아래 항목을 하나도 빠뜨리지 말고 한 줄 한 줄 그대로 옮겨 적으세요. 그림은 답에 넣지 마세요.

주어진 정보:
------------

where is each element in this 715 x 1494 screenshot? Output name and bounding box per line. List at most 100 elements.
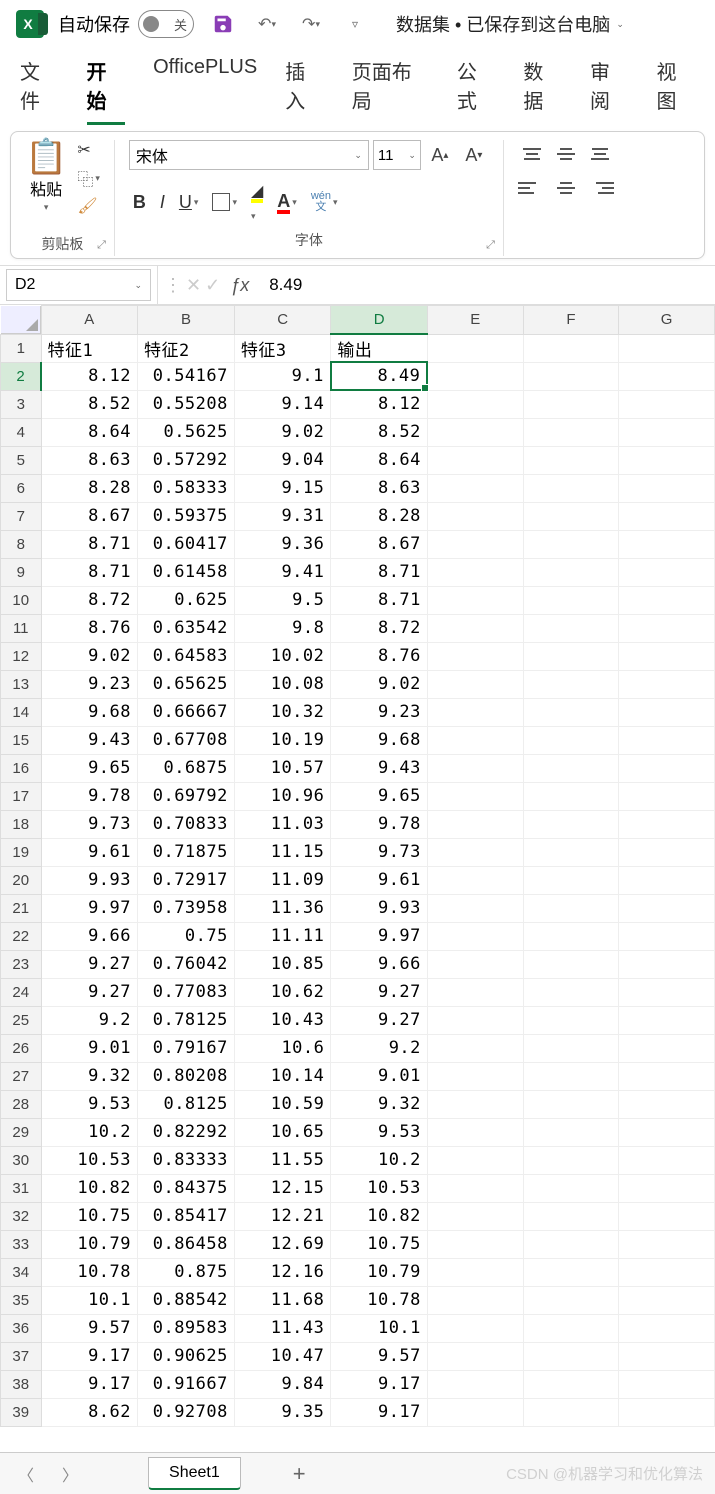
- cell[interactable]: [523, 1342, 619, 1370]
- cell[interactable]: [523, 1230, 619, 1258]
- col-header-C[interactable]: C: [234, 306, 331, 335]
- cell[interactable]: [523, 670, 619, 698]
- row-header-29[interactable]: 29: [1, 1118, 42, 1146]
- cell[interactable]: [523, 614, 619, 642]
- cell[interactable]: 0.80208: [138, 1062, 235, 1090]
- cell[interactable]: [523, 698, 619, 726]
- cell[interactable]: 0.79167: [138, 1034, 235, 1062]
- cell[interactable]: [427, 1146, 523, 1174]
- cell[interactable]: 8.76: [41, 614, 138, 642]
- cell[interactable]: [523, 1314, 619, 1342]
- cell[interactable]: 0.75: [138, 922, 235, 950]
- cell[interactable]: [619, 558, 715, 586]
- row-header-26[interactable]: 26: [1, 1034, 42, 1062]
- cell[interactable]: 11.55: [234, 1146, 331, 1174]
- cell[interactable]: 9.32: [41, 1062, 138, 1090]
- cell[interactable]: [619, 1258, 715, 1286]
- cell[interactable]: [427, 754, 523, 782]
- undo-button[interactable]: ↶ ▾: [252, 9, 282, 39]
- cell[interactable]: 11.09: [234, 866, 331, 894]
- cell[interactable]: 9.27: [331, 1006, 428, 1034]
- cell[interactable]: [523, 1118, 619, 1146]
- cell[interactable]: [619, 978, 715, 1006]
- cell[interactable]: 10.1: [331, 1314, 428, 1342]
- autosave-toggle[interactable]: 自动保存 关: [58, 10, 194, 38]
- cell[interactable]: 8.49: [331, 362, 428, 390]
- cell[interactable]: 8.71: [331, 586, 428, 614]
- cell[interactable]: [427, 1062, 523, 1090]
- align-center-button[interactable]: [552, 174, 580, 202]
- row-header-2[interactable]: 2: [1, 362, 42, 390]
- cell[interactable]: 0.63542: [138, 614, 235, 642]
- row-header-37[interactable]: 37: [1, 1342, 42, 1370]
- cell[interactable]: [619, 1090, 715, 1118]
- row-header-39[interactable]: 39: [1, 1398, 42, 1426]
- cell[interactable]: 11.68: [234, 1286, 331, 1314]
- cell[interactable]: [427, 978, 523, 1006]
- cell[interactable]: [523, 1146, 619, 1174]
- row-header-34[interactable]: 34: [1, 1258, 42, 1286]
- row-header-1[interactable]: 1: [1, 334, 42, 362]
- cell[interactable]: [619, 530, 715, 558]
- cell[interactable]: [619, 502, 715, 530]
- cell[interactable]: [619, 1118, 715, 1146]
- cell[interactable]: 0.60417: [138, 530, 235, 558]
- row-header-22[interactable]: 22: [1, 922, 42, 950]
- cell[interactable]: 9.04: [234, 446, 331, 474]
- row-header-20[interactable]: 20: [1, 866, 42, 894]
- formula-input[interactable]: 8.49: [255, 275, 715, 295]
- align-left-button[interactable]: [518, 174, 546, 202]
- cell[interactable]: 9.57: [331, 1342, 428, 1370]
- row-header-28[interactable]: 28: [1, 1090, 42, 1118]
- cell[interactable]: 9.01: [41, 1034, 138, 1062]
- cell[interactable]: 10.2: [331, 1146, 428, 1174]
- cell[interactable]: [523, 642, 619, 670]
- tab-数据[interactable]: 数据: [523, 56, 562, 125]
- cell[interactable]: [619, 838, 715, 866]
- align-top-button[interactable]: [518, 140, 546, 168]
- bold-button[interactable]: B: [133, 192, 146, 213]
- cell[interactable]: [427, 558, 523, 586]
- row-header-27[interactable]: 27: [1, 1062, 42, 1090]
- cell[interactable]: 0.92708: [138, 1398, 235, 1426]
- row-header-14[interactable]: 14: [1, 698, 42, 726]
- cell[interactable]: 10.08: [234, 670, 331, 698]
- cell[interactable]: 0.67708: [138, 726, 235, 754]
- cell[interactable]: 9.2: [41, 1006, 138, 1034]
- cell[interactable]: [427, 782, 523, 810]
- cell[interactable]: 9.93: [331, 894, 428, 922]
- font-name-select[interactable]: 宋体⌄: [129, 140, 369, 170]
- document-title[interactable]: 数据集 • 已保存到这台电脑 ⌄: [396, 11, 624, 37]
- cell[interactable]: [427, 922, 523, 950]
- cell[interactable]: 10.75: [331, 1230, 428, 1258]
- cell[interactable]: 0.8125: [138, 1090, 235, 1118]
- add-sheet-button[interactable]: +: [293, 1461, 306, 1487]
- cell[interactable]: [523, 1090, 619, 1118]
- cell[interactable]: 10.85: [234, 950, 331, 978]
- align-bottom-button[interactable]: [586, 140, 614, 168]
- cell[interactable]: 9.93: [41, 866, 138, 894]
- cell[interactable]: 10.79: [41, 1230, 138, 1258]
- cell[interactable]: 12.21: [234, 1202, 331, 1230]
- cell[interactable]: [619, 1034, 715, 1062]
- row-header-18[interactable]: 18: [1, 810, 42, 838]
- cell[interactable]: 9.43: [41, 726, 138, 754]
- align-middle-button[interactable]: [552, 140, 580, 168]
- cell[interactable]: [427, 894, 523, 922]
- cell[interactable]: [523, 1034, 619, 1062]
- cell[interactable]: [427, 530, 523, 558]
- row-header-19[interactable]: 19: [1, 838, 42, 866]
- cell[interactable]: 9.02: [331, 670, 428, 698]
- tab-文件[interactable]: 文件: [20, 56, 59, 125]
- cell[interactable]: 10.96: [234, 782, 331, 810]
- cell[interactable]: 8.76: [331, 642, 428, 670]
- cell[interactable]: [619, 1314, 715, 1342]
- phonetic-button[interactable]: wén文▾: [311, 191, 338, 213]
- cell[interactable]: 9.23: [41, 670, 138, 698]
- cell[interactable]: [619, 1286, 715, 1314]
- cell[interactable]: 0.875: [138, 1258, 235, 1286]
- cell[interactable]: 9.02: [234, 418, 331, 446]
- cell[interactable]: 8.52: [41, 390, 138, 418]
- cell[interactable]: 9.53: [331, 1118, 428, 1146]
- row-header-17[interactable]: 17: [1, 782, 42, 810]
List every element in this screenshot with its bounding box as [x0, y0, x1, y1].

------------

서면 답변:
where is each element in this 715 x 1494 screenshot? Output name and bounding box per line. List at most 100 elements.
- cell[interactable]: [523, 1342, 619, 1370]
- cell[interactable]: [523, 1230, 619, 1258]
- col-header-C[interactable]: C: [234, 306, 331, 335]
- cell[interactable]: [523, 670, 619, 698]
- row-header-29[interactable]: 29: [1, 1118, 42, 1146]
- cell[interactable]: [523, 614, 619, 642]
- cell[interactable]: 0.80208: [138, 1062, 235, 1090]
- cell[interactable]: [523, 698, 619, 726]
- cell[interactable]: 0.79167: [138, 1034, 235, 1062]
- cell[interactable]: [427, 1146, 523, 1174]
- cell[interactable]: 8.76: [41, 614, 138, 642]
- cell[interactable]: [523, 1314, 619, 1342]
- cell[interactable]: 0.75: [138, 922, 235, 950]
- cell[interactable]: [619, 558, 715, 586]
- row-header-26[interactable]: 26: [1, 1034, 42, 1062]
- cell[interactable]: 11.55: [234, 1146, 331, 1174]
- cell[interactable]: 9.32: [41, 1062, 138, 1090]
- cell[interactable]: [619, 1258, 715, 1286]
- cell[interactable]: [427, 754, 523, 782]
- undo-button[interactable]: ↶ ▾: [252, 9, 282, 39]
- cell[interactable]: 11.09: [234, 866, 331, 894]
- cell[interactable]: 9.27: [331, 1006, 428, 1034]
- cell[interactable]: [523, 1118, 619, 1146]
- cell[interactable]: [619, 978, 715, 1006]
- cell[interactable]: 10.1: [331, 1314, 428, 1342]
- autosave-toggle[interactable]: 自动保存 关: [58, 10, 194, 38]
- cell[interactable]: 8.49: [331, 362, 428, 390]
- cell[interactable]: 8.71: [331, 586, 428, 614]
- cell[interactable]: [427, 1062, 523, 1090]
- align-center-button[interactable]: [552, 174, 580, 202]
- row-header-2[interactable]: 2: [1, 362, 42, 390]
- cell[interactable]: 0.63542: [138, 614, 235, 642]
- row-header-37[interactable]: 37: [1, 1342, 42, 1370]
- cell[interactable]: [619, 1090, 715, 1118]
- row-header-39[interactable]: 39: [1, 1398, 42, 1426]
- cell[interactable]: 11.68: [234, 1286, 331, 1314]
- cell[interactable]: [427, 978, 523, 1006]
- cell[interactable]: [523, 1146, 619, 1174]
- row-header-34[interactable]: 34: [1, 1258, 42, 1286]
- row-header-1[interactable]: 1: [1, 334, 42, 362]
- cell[interactable]: [619, 530, 715, 558]
- cell[interactable]: [619, 502, 715, 530]
- cell[interactable]: [619, 1118, 715, 1146]
- cell[interactable]: 0.60417: [138, 530, 235, 558]
- row-header-22[interactable]: 22: [1, 922, 42, 950]
- cell[interactable]: 9.04: [234, 446, 331, 474]
- row-header-20[interactable]: 20: [1, 866, 42, 894]
- formula-input[interactable]: 8.49: [255, 275, 715, 295]
- align-left-button[interactable]: [518, 174, 546, 202]
- cell[interactable]: 9.57: [331, 1342, 428, 1370]
- row-header-28[interactable]: 28: [1, 1090, 42, 1118]
- cell[interactable]: 9.01: [41, 1034, 138, 1062]
- cell[interactable]: 10.2: [331, 1146, 428, 1174]
- cell[interactable]: [523, 642, 619, 670]
- tab-数据[interactable]: 数据: [523, 56, 562, 125]
- cell[interactable]: [619, 838, 715, 866]
- align-top-button[interactable]: [518, 140, 546, 168]
- bold-button[interactable]: B: [133, 192, 146, 213]
- cell[interactable]: [427, 558, 523, 586]
- row-header-27[interactable]: 27: [1, 1062, 42, 1090]
- cell[interactable]: 0.92708: [138, 1398, 235, 1426]
- row-header-14[interactable]: 14: [1, 698, 42, 726]
- cell[interactable]: 10.08: [234, 670, 331, 698]
- cell[interactable]: 0.67708: [138, 726, 235, 754]
- cell[interactable]: 9.2: [41, 1006, 138, 1034]
- cell[interactable]: [427, 782, 523, 810]
- cell[interactable]: 9.93: [331, 894, 428, 922]
- font-name-select[interactable]: 宋体⌄: [129, 140, 369, 170]
- document-title[interactable]: 数据集 • 已保存到这台电脑 ⌄: [396, 11, 624, 37]
- cell[interactable]: [427, 922, 523, 950]
- cell[interactable]: 10.75: [331, 1230, 428, 1258]
- cell[interactable]: 0.8125: [138, 1090, 235, 1118]
- add-sheet-button[interactable]: +: [293, 1461, 306, 1487]
- cell[interactable]: [523, 1090, 619, 1118]
- cell[interactable]: 10.85: [234, 950, 331, 978]
- align-bottom-button[interactable]: [586, 140, 614, 168]
- cell[interactable]: 9.93: [41, 866, 138, 894]
- cell[interactable]: 10.79: [41, 1230, 138, 1258]
- cell[interactable]: 12.21: [234, 1202, 331, 1230]
- cell[interactable]: [619, 1034, 715, 1062]
- row-header-18[interactable]: 18: [1, 810, 42, 838]
- cell[interactable]: 9.43: [41, 726, 138, 754]
- align-middle-button[interactable]: [552, 140, 580, 168]
- cell[interactable]: [427, 894, 523, 922]
- cell[interactable]: [523, 1034, 619, 1062]
- cell[interactable]: [427, 530, 523, 558]
- row-header-19[interactable]: 19: [1, 838, 42, 866]
- cell[interactable]: 9.02: [331, 670, 428, 698]
- tab-文件[interactable]: 文件: [20, 56, 59, 125]
- cell[interactable]: 10.96: [234, 782, 331, 810]
- cell[interactable]: 8.76: [331, 642, 428, 670]
- cell[interactable]: [619, 1314, 715, 1342]
- phonetic-button[interactable]: wén文▾: [311, 191, 338, 213]
- cell[interactable]: 9.23: [41, 670, 138, 698]
- cell[interactable]: [619, 1286, 715, 1314]
- cell[interactable]: 0.875: [138, 1258, 235, 1286]
- cell[interactable]: 9.02: [234, 418, 331, 446]
- cell[interactable]: 8.52: [41, 390, 138, 418]
- cell[interactable]: 9.53: [331, 1118, 428, 1146]
- row-header-17[interactable]: 17: [1, 782, 42, 810]
List every element in this screenshot with its bounding box as [x0, y0, x1, y1].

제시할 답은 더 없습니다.